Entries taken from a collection
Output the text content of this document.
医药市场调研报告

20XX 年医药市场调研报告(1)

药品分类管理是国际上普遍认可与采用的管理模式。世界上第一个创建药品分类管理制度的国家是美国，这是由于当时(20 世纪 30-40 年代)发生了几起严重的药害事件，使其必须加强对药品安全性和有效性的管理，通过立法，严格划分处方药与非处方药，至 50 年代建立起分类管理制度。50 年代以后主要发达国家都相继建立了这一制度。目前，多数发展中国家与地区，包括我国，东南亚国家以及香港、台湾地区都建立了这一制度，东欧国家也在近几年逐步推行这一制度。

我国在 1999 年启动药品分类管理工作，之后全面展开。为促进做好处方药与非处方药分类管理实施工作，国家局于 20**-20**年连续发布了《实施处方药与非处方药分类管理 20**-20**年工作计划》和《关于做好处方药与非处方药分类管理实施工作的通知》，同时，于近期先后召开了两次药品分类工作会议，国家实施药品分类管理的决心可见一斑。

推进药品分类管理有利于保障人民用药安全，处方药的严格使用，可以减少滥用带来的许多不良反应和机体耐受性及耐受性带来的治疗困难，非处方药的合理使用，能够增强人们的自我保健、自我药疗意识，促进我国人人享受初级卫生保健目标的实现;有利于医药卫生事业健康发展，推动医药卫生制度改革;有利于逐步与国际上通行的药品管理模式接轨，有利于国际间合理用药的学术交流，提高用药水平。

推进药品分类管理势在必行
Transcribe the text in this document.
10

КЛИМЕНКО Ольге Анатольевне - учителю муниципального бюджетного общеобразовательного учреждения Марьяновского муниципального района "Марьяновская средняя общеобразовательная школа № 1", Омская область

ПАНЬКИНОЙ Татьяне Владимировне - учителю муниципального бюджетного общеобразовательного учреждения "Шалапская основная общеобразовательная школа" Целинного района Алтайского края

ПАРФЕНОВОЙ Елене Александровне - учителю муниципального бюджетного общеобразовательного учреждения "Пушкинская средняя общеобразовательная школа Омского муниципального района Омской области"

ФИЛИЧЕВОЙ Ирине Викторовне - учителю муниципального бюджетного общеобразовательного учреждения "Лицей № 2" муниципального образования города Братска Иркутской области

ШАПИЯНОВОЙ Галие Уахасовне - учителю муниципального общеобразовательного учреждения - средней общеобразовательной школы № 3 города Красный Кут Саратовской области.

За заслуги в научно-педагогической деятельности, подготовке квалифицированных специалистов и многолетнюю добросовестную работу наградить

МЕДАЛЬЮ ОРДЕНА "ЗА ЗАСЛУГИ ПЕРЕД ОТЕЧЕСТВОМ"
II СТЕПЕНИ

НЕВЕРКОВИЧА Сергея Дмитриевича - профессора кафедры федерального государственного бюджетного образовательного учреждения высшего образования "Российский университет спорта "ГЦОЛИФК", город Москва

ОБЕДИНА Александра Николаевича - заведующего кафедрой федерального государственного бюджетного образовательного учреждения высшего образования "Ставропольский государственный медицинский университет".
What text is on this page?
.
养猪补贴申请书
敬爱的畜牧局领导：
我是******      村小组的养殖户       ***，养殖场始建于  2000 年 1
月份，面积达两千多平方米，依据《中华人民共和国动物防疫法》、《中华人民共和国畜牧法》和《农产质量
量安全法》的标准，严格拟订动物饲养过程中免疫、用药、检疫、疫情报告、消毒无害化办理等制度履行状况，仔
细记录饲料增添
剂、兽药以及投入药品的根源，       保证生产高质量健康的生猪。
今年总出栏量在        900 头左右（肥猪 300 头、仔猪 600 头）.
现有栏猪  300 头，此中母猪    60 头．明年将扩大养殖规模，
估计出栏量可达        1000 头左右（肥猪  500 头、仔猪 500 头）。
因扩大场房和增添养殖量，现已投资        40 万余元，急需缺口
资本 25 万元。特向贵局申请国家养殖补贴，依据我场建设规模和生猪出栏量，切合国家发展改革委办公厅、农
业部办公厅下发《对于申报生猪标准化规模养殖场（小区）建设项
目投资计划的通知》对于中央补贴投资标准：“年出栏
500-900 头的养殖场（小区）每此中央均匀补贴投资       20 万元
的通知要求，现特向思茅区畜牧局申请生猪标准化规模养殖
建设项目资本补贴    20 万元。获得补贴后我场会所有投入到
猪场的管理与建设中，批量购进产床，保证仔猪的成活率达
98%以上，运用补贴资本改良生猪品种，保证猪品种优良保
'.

* _Required work_: Reproduce each line of the material containing the word "text".

* _Exercise result_:
Output the text content of this document.
Transcribe the text in this document.
What text is on this page?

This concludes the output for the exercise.